## DATA SECTION
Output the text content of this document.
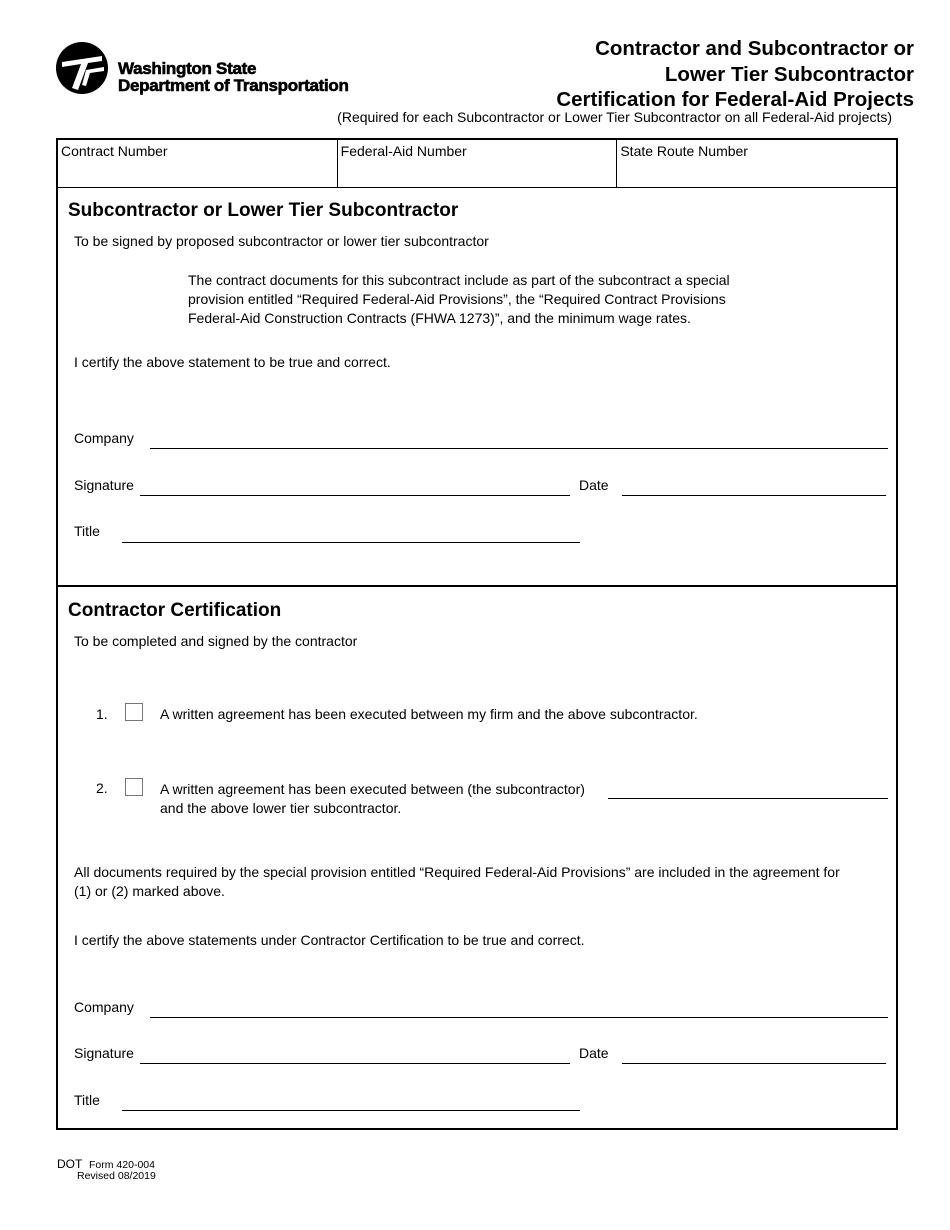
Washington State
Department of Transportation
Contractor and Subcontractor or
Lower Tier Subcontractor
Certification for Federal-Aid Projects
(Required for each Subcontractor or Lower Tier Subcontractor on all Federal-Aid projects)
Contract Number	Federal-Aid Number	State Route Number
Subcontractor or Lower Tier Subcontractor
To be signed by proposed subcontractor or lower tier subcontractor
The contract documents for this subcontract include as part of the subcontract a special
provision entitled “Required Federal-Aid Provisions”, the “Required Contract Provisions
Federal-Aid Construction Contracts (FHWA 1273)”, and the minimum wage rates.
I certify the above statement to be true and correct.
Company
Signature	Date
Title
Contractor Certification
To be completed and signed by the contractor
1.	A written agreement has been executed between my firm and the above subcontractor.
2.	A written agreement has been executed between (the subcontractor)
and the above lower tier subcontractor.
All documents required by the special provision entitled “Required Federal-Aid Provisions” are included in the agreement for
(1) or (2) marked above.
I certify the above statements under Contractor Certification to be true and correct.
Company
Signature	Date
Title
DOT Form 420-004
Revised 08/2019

## DO THIS
Each line of the data is to be duplicated exactly; pictures stay out of the copy.

## FULL SOLUTION
Output the text content of this document.
Washington State
Department of Transportation
Contractor and Subcontractor or
Lower Tier Subcontractor
Certification for Federal-Aid Projects
(Required for each Subcontractor or Lower Tier Subcontractor on all Federal-Aid projects)
Contract Number	Federal-Aid Number	State Route Number
Subcontractor or Lower Tier Subcontractor
To be signed by proposed subcontractor or lower tier subcontractor
The contract documents for this subcontract include as part of the subcontract a special
provision entitled “Required Federal-Aid Provisions”, the “Required Contract Provisions
Federal-Aid Construction Contracts (FHWA 1273)”, and the minimum wage rates.
I certify the above statement to be true and correct.
Company
Signature	Date
Title
Contractor Certification
To be completed and signed by the contractor
1.	A written agreement has been executed between my firm and the above subcontractor.
2.	A written agreement has been executed between (the subcontractor)
and the above lower tier subcontractor.
All documents required by the special provision entitled “Required Federal-Aid Provisions” are included in the agreement for
(1) or (2) marked above.
I certify the above statements under Contractor Certification to be true and correct.
Company
Signature	Date
Title
DOT Form 420-004
Revised 08/2019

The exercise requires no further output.